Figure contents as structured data
--- Begin ---
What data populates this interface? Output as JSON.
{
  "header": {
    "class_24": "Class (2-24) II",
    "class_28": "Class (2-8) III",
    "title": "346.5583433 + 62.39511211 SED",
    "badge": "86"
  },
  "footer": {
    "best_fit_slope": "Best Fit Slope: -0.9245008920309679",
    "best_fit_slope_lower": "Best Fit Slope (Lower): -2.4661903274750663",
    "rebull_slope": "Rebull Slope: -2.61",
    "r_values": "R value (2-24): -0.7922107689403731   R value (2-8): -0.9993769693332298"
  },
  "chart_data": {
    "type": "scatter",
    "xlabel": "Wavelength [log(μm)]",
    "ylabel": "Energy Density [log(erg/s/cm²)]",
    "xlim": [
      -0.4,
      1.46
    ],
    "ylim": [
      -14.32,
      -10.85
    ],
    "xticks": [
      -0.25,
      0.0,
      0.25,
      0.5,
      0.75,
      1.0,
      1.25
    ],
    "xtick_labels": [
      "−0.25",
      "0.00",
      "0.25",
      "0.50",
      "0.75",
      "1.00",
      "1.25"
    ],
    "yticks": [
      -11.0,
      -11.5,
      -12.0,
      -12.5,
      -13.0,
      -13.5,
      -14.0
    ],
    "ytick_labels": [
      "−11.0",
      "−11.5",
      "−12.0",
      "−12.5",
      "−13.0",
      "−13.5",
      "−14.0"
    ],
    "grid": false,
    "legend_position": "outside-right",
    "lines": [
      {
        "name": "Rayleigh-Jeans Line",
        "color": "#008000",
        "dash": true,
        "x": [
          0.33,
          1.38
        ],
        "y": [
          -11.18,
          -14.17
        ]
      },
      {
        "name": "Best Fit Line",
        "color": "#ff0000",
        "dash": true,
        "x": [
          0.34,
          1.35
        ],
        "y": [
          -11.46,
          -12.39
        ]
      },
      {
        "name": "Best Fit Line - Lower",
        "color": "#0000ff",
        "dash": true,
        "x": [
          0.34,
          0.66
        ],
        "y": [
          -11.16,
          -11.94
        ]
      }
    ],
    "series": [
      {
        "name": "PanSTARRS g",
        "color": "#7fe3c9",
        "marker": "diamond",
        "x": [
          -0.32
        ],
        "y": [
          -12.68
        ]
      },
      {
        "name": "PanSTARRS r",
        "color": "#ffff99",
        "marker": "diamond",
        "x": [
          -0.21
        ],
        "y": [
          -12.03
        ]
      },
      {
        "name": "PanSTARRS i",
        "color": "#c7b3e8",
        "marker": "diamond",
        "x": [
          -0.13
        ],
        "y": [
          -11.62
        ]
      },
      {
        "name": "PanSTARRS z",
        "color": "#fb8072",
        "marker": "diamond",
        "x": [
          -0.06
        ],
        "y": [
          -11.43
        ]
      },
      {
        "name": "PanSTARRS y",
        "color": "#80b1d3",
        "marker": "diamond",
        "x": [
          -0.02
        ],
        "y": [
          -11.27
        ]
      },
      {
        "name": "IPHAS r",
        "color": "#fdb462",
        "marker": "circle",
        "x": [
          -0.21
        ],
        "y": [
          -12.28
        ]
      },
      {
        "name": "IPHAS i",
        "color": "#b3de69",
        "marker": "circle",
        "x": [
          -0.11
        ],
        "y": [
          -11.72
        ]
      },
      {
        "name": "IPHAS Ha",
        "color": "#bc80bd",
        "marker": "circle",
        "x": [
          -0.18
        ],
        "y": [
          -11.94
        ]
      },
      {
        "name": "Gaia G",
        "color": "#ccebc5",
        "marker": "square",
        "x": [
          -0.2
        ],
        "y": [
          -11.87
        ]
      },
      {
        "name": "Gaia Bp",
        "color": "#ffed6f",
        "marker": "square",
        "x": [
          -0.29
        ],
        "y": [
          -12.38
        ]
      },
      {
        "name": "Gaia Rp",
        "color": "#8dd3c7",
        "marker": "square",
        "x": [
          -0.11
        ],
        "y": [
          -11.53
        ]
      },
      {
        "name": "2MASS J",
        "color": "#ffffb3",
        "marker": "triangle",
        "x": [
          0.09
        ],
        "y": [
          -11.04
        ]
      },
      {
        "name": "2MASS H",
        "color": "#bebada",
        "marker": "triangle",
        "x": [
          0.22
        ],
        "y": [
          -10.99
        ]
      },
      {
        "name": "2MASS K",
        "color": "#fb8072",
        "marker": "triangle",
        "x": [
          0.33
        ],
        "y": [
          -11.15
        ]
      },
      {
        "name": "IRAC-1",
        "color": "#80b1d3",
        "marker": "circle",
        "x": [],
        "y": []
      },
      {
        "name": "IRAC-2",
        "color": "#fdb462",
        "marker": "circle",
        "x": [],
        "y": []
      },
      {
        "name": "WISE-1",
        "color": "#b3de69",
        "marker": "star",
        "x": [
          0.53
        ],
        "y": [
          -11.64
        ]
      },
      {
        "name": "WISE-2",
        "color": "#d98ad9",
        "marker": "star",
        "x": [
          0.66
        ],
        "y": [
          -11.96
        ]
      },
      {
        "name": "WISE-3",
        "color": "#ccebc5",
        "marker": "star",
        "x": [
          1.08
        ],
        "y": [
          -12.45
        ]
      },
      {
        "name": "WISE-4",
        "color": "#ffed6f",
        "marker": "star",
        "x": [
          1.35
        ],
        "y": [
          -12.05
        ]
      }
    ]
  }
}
--- End ---
▶ **Written problem**:
Return every line holding the word "PanSTARRS" from the records.

▶ **Solved problem**:
        "name": "PanSTARRS g",
        "name": "PanSTARRS r",
        "name": "PanSTARRS i",
        "name": "PanSTARRS z",
        "name": "PanSTARRS y",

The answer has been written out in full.